■ Material provided:

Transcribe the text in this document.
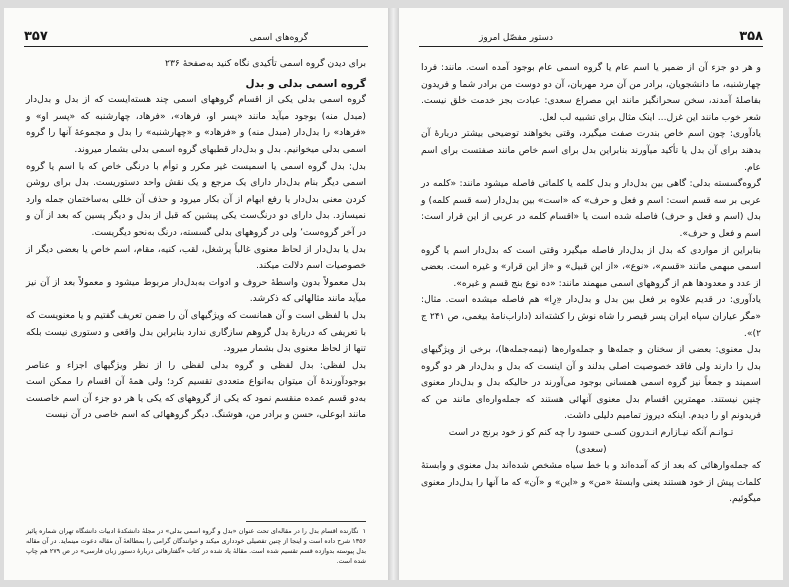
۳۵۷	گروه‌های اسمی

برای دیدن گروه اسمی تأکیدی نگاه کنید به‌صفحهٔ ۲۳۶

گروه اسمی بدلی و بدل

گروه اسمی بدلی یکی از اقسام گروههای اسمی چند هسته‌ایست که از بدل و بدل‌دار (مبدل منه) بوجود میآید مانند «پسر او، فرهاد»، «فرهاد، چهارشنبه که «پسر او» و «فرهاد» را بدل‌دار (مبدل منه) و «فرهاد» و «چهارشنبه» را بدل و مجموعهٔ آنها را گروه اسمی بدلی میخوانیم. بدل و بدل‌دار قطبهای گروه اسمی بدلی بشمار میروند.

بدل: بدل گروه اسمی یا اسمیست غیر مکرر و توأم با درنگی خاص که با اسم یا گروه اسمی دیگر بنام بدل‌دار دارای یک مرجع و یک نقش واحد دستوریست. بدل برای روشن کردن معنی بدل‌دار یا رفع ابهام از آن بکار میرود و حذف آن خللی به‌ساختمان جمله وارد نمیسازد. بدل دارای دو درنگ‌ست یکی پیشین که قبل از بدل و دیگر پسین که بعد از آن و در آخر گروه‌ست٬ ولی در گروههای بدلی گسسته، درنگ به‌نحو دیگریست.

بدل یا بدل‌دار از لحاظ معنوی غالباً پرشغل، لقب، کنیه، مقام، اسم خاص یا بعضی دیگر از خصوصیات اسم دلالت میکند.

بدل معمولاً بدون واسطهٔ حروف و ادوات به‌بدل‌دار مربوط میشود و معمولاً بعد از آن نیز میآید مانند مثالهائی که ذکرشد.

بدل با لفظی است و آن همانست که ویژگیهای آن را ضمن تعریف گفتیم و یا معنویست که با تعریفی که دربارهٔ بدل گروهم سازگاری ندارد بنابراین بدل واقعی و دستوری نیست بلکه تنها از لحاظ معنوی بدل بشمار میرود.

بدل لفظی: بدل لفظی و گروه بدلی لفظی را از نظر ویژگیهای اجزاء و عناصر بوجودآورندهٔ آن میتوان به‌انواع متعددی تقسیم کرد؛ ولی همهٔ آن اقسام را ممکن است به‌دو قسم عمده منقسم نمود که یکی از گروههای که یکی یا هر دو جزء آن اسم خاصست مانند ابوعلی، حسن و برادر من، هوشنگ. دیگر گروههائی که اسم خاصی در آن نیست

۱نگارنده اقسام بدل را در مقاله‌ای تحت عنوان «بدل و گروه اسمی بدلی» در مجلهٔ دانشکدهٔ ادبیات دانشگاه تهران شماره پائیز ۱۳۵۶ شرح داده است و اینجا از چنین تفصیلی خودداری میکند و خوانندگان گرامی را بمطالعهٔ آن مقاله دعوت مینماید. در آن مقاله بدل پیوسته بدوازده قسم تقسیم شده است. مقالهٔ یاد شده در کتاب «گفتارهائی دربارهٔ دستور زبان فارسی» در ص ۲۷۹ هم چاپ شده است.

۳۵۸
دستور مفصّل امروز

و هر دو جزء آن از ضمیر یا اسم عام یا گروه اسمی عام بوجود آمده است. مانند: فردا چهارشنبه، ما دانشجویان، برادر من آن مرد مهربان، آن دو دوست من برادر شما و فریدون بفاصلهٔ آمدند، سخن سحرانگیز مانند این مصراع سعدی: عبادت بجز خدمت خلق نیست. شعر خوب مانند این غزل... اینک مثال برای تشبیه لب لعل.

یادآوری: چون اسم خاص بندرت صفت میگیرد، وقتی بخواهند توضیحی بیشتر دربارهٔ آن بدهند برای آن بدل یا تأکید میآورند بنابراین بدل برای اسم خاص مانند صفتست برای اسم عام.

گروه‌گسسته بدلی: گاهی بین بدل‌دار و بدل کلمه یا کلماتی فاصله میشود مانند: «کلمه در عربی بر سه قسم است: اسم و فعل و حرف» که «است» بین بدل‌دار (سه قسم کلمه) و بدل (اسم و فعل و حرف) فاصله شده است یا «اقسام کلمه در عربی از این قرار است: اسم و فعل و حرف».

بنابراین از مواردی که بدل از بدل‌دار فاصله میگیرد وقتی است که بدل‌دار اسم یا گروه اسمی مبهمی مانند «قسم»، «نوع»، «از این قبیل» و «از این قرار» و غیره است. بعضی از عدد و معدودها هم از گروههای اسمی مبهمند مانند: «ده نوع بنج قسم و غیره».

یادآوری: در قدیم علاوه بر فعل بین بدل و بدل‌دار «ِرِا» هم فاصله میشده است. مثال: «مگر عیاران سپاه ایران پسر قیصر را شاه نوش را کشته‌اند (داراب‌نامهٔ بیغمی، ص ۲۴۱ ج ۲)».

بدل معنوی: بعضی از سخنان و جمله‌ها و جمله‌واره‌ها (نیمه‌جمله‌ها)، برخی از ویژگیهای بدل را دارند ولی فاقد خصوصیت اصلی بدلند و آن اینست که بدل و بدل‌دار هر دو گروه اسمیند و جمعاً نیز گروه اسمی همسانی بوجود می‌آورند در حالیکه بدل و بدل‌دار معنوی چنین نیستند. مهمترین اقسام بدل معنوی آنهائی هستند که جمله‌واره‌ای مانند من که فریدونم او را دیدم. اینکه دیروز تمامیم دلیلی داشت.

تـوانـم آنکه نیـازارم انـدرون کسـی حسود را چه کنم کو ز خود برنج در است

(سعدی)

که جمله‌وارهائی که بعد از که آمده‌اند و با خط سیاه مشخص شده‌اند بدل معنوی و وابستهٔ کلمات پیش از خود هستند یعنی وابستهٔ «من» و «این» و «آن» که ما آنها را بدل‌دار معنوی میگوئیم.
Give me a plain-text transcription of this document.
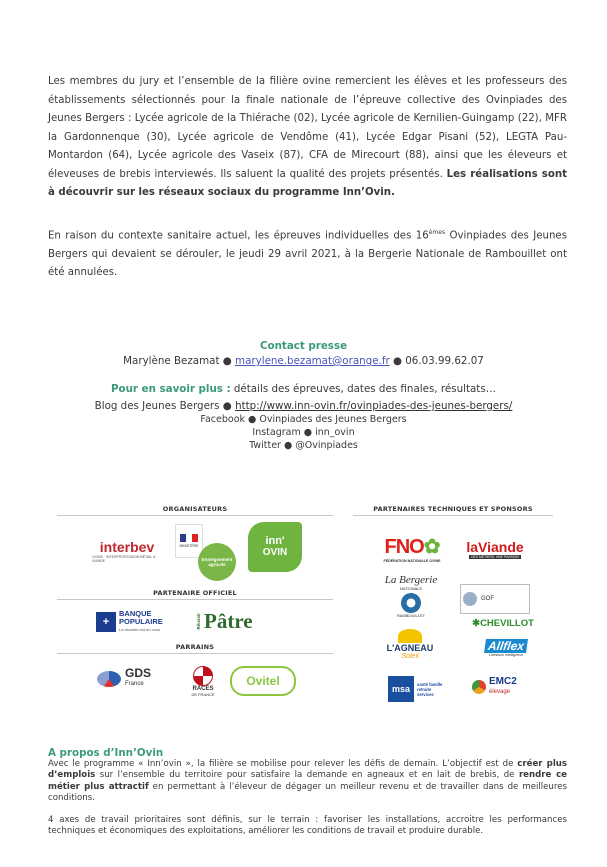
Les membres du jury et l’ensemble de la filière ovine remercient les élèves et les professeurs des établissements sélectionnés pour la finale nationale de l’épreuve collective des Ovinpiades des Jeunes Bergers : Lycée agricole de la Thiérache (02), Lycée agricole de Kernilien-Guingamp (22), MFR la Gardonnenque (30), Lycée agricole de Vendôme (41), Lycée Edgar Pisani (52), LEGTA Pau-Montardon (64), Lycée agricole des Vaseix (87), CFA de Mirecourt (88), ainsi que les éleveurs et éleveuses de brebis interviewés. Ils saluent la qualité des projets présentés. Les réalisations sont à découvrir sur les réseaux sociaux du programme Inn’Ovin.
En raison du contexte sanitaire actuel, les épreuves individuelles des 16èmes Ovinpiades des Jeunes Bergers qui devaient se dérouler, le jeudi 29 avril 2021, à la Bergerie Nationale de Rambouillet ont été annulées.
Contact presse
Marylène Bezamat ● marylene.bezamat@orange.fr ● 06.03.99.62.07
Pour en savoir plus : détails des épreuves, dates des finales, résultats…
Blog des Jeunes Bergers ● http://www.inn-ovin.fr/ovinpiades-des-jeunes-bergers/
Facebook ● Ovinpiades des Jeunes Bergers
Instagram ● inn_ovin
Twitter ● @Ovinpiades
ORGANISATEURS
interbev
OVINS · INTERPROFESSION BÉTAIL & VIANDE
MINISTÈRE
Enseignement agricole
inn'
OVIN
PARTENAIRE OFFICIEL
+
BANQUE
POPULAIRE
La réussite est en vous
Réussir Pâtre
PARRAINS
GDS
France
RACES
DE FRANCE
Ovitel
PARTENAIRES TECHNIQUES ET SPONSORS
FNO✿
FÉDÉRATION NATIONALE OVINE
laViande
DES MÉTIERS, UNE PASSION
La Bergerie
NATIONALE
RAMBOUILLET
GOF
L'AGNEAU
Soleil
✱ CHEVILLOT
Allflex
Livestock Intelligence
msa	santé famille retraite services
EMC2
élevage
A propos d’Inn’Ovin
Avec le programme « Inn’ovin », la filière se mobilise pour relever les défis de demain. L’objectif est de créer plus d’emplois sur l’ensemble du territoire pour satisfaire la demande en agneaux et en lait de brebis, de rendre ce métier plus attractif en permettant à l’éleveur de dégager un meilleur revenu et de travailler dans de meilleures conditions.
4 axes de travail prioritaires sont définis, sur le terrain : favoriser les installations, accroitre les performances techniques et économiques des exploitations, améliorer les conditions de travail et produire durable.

■ What you are asked to do: Which lines above contain the word "یادآوری"? Copy each of them.

■ Result:
یادآوری: چون اسم خاص بندرت صفت میگیرد، وقتی بخواهند توضیحی بیشتر دربارهٔ آن بدهند برای آن بدل یا تأکید میآورند بنابراین بدل برای اسم خاص مانند صفتست برای اسم عام.
یادآوری: در قدیم علاوه بر فعل بین بدل و بدل‌دار «ِرِا» هم فاصله میشده است. مثال: «مگر عیاران سپاه ایران پسر قیصر را شاه نوش را کشته‌اند (داراب‌نامهٔ بیغمی، ص ۲۴۱ ج ۲)».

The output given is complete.